%%

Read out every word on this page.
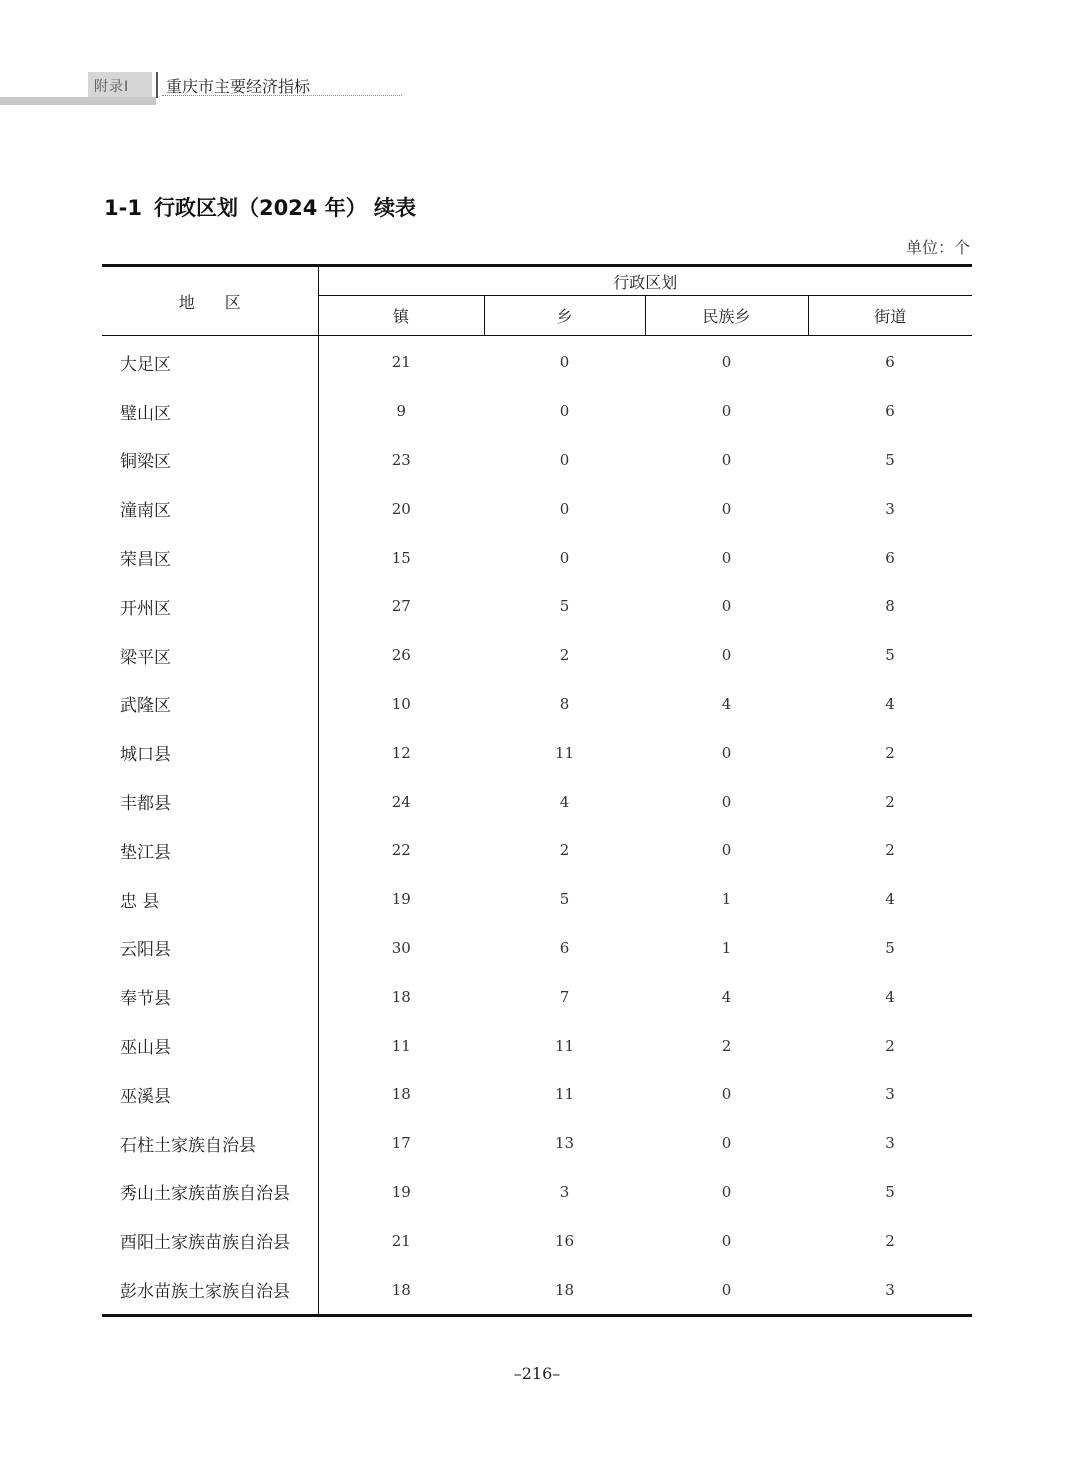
附录Ⅰ 重庆市主要经济指标
1-1 行政区划（2024 年） 续表
单位：个
地区	行政区划			
	镇	乡	民族乡	街道
大足区	21	0	0	6
璧山区	9	0	0	6
铜梁区	23	0	0	5
潼南区	20	0	0	3
荣昌区	15	0	0	6
开州区	27	5	0	8
梁平区	26	2	0	5
武隆区	10	8	4	4
城口县	12	11	0	2
丰都县	24	4	0	2
垫江县	22	2	0	2
忠 县	19	5	1	4
云阳县	30	6	1	5
奉节县	18	7	4	4
巫山县	11	11	2	2
巫溪县	18	11	0	3
石柱土家族自治县	17	13	0	3
秀山土家族苗族自治县	19	3	0	5
酉阳土家族苗族自治县	21	16	0	2
彭水苗族土家族自治县	18	18	0	3
–216–
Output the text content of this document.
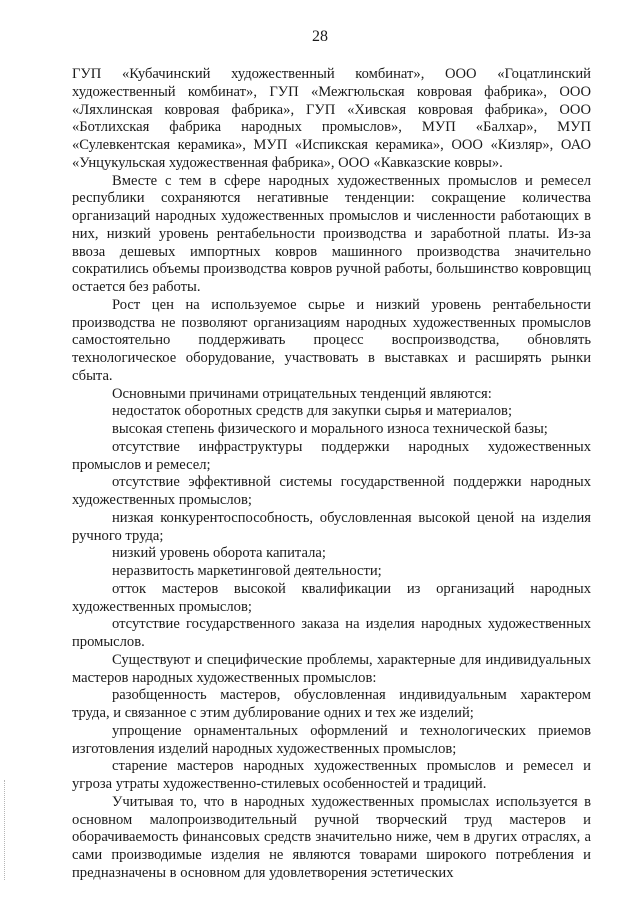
28

ГУП «Кубачинский художественный комбинат», ООО «Гоцатлинский художественный комбинат», ГУП «Межгюльская ковровая фабрика», ООО «Ляхлинская ковровая фабрика», ГУП «Хивская ковровая фабрика», ООО «Ботлихская фабрика народных промыслов», МУП «Балхар», МУП «Сулевкентская керамика», МУП «Испикская керамика», ООО «Кизляр», ОАО «Унцукульская художественная фабрика», ООО «Кавказские ковры».

Вместе с тем в сфере народных художественных промыслов и ремесел республики сохраняются негативные тенденции: сокращение количества организаций народных художественных промыслов и численности работающих в них, низкий уровень рентабельности производства и заработной платы. Из-за ввоза дешевых импортных ковров машинного производства значительно сократились объемы производства ковров ручной работы, большинство ковровщиц остается без работы.

Рост цен на используемое сырье и низкий уровень рентабельности производства не позволяют организациям народных художественных промыслов самостоятельно поддерживать процесс воспроизводства, обновлять технологическое оборудование, участвовать в выставках и расширять рынки сбыта.

Основными причинами отрицательных тенденций являются:

недостаток оборотных средств для закупки сырья и материалов;

высокая степень физического и морального износа технической базы;

отсутствие инфраструктуры поддержки народных художественных промыслов и ремесел;

отсутствие эффективной системы государственной поддержки народных художественных промыслов;

низкая конкурентоспособность, обусловленная высокой ценой на изделия ручного труда;

низкий уровень оборота капитала;

неразвитость маркетинговой деятельности;

отток мастеров высокой квалификации из организаций народных художественных промыслов;

отсутствие государственного заказа на изделия народных художественных промыслов.

Существуют и специфические проблемы, характерные для индивидуальных мастеров народных художественных промыслов:

разобщенность мастеров, обусловленная индивидуальным характером труда, и связанное с этим дублирование одних и тех же изделий;

упрощение орнаментальных оформлений и технологических приемов изготовления изделий народных художественных промыслов;

старение мастеров народных художественных промыслов и ремесел и угроза утраты художественно-стилевых особенностей и традиций.

Учитывая то, что в народных художественных промыслах используется в основном малопроизводительный ручной творческий труд мастеров и оборачиваемость финансовых средств значительно ниже, чем в других отраслях, а сами производимые изделия не являются товарами широкого потребления и предназначены в основном для удовлетворения эстетических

%%

Copy all lines from the material that include "изделия".

низкая конкурентоспособность, обусловленная высокой ценой на изделия ручного труда;
отсутствие государственного заказа на изделия народных художественных промыслов.
Учитывая то, что в народных художественных промыслах используется в основном малопроизводительный ручной творческий труд мастеров и оборачиваемость финансовых средств значительно ниже, чем в других отраслях, а сами производимые изделия не являются товарами широкого потребления и предназначены в основном для удовлетворения эстетических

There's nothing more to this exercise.